→ **Problem**
Wherever the string "специальной" occurs in a line of these records, report that line.

→ **Extracted material**
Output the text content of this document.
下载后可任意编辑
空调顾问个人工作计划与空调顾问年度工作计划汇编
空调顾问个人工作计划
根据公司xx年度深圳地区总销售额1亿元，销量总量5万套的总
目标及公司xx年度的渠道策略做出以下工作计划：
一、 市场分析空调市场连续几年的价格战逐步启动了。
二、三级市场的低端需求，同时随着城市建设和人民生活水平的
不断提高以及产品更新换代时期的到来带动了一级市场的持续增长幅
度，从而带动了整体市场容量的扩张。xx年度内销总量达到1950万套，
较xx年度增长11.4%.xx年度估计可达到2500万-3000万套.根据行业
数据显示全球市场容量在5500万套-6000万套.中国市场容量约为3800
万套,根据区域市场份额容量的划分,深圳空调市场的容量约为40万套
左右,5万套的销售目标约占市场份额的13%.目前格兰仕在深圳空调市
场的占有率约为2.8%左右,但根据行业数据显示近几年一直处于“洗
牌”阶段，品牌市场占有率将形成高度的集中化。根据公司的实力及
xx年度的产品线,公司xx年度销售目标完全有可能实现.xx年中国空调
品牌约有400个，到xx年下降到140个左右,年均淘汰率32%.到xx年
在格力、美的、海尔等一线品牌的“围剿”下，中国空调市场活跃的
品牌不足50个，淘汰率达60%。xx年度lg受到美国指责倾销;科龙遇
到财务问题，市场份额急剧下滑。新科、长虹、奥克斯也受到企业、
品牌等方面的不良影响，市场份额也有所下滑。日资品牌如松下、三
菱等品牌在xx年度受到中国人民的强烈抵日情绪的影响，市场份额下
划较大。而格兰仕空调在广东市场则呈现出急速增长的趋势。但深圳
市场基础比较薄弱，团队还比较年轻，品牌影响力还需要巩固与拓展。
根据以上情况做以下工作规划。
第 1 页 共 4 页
...
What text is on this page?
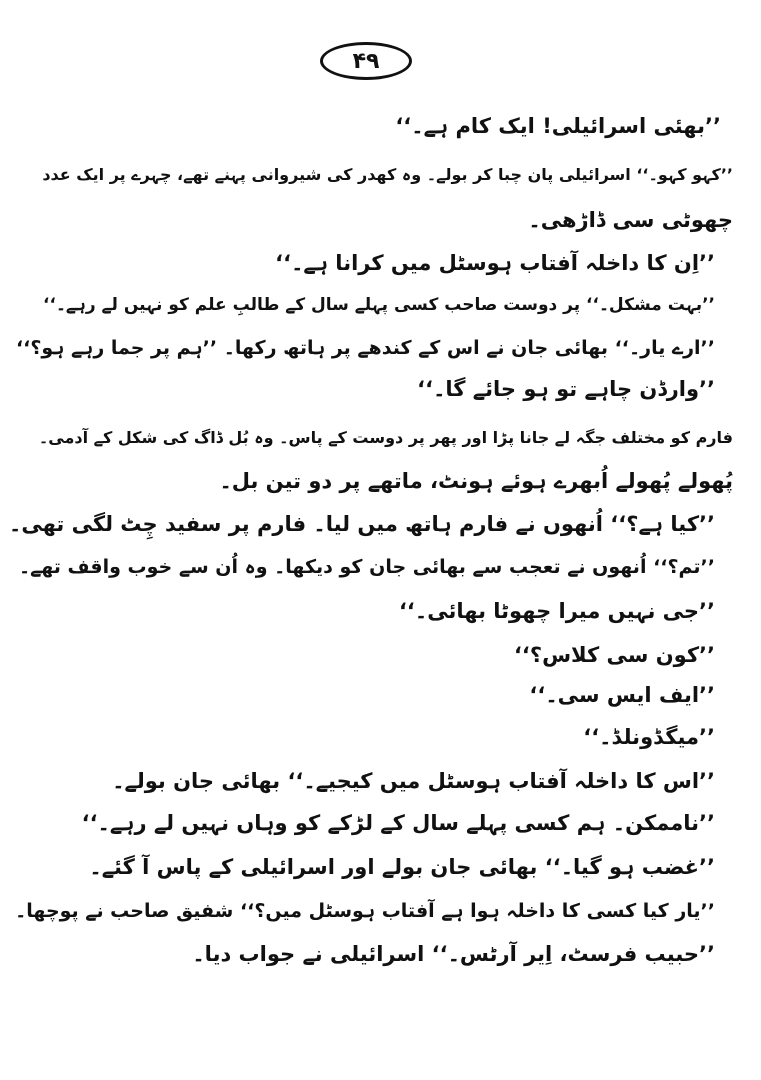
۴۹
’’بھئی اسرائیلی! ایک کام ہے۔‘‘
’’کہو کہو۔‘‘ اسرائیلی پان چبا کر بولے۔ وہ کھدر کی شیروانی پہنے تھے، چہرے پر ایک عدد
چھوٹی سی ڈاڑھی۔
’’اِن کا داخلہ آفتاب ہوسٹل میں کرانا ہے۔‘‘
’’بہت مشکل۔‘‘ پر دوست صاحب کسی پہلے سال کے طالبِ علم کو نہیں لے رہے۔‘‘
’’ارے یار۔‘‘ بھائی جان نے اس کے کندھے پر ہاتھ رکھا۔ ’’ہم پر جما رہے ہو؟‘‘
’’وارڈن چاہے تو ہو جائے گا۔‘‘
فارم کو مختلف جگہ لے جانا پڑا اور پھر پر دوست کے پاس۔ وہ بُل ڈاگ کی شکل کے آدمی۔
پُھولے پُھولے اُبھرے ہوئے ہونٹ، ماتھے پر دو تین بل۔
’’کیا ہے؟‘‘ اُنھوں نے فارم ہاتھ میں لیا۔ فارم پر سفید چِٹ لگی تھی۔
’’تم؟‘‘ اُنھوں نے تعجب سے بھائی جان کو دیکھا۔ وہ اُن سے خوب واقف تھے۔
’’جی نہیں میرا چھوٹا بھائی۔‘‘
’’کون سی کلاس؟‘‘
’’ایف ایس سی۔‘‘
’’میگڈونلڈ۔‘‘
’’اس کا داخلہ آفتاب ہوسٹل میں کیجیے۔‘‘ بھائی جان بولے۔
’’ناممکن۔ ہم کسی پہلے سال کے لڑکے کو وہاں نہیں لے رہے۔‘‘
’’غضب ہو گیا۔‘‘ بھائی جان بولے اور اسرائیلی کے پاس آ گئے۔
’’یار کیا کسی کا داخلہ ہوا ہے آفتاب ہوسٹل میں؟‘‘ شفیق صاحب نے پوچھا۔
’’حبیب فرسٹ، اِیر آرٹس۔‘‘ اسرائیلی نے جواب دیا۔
* * *
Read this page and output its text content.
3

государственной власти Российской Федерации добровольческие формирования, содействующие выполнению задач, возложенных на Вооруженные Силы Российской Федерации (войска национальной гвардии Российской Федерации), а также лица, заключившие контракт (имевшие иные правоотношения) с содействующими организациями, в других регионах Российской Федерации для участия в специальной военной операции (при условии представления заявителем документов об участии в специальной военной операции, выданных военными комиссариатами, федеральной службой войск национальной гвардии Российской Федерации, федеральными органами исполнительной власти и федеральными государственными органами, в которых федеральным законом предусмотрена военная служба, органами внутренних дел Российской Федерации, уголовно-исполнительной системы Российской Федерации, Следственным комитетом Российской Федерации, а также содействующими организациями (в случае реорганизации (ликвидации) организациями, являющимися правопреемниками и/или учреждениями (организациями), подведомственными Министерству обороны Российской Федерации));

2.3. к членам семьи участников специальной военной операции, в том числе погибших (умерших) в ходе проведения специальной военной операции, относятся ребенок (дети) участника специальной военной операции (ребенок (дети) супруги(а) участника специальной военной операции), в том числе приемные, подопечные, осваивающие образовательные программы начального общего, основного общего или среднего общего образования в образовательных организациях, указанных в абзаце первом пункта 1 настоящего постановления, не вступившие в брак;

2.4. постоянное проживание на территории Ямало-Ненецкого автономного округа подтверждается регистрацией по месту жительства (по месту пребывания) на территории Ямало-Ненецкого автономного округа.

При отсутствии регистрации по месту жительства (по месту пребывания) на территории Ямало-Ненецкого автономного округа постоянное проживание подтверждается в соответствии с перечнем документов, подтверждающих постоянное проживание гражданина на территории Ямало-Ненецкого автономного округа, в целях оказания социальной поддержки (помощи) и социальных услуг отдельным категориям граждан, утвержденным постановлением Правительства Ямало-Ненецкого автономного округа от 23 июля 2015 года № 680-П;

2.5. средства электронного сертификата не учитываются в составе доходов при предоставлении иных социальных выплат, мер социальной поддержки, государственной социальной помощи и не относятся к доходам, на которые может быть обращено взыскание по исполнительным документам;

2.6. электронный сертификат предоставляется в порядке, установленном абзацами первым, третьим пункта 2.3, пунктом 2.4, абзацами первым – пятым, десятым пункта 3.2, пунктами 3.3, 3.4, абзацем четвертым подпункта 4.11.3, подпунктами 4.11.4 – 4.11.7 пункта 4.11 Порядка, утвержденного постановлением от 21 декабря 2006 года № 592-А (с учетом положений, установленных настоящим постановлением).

→ **The reply**
государственной власти Российской Федерации добровольческие формирования, содействующие выполнению задач, возложенных на Вооруженные Силы Российской Федерации (войска национальной гвардии Российской Федерации), а также лица, заключившие контракт (имевшие иные правоотношения) с содействующими организациями, в других регионах Российской Федерации для участия в специальной военной операции (при условии представления заявителем документов об участии в специальной военной операции, выданных военными комиссариатами, федеральной службой войск национальной гвардии Российской Федерации, федеральными органами исполнительной власти и федеральными государственными органами, в которых федеральным законом предусмотрена военная служба, органами внутренних дел Российской Федерации, уголовно-исполнительной системы Российской Федерации, Следственным комитетом Российской Федерации, а также содействующими организациями (в случае реорганизации (ликвидации) организациями, являющимися правопреемниками и/или учреждениями (организациями), подведомственными Министерству обороны Российской Федерации));
2.3. к членам семьи участников специальной военной операции, в том числе погибших (умерших) в ходе проведения специальной военной операции, относятся ребенок (дети) участника специальной военной операции (ребенок (дети) супруги(а) участника специальной военной операции), в том числе приемные, подопечные, осваивающие образовательные программы начального общего, основного общего или среднего общего образования в образовательных организациях, указанных в абзаце первом пункта 1 настоящего постановления, не вступившие в брак;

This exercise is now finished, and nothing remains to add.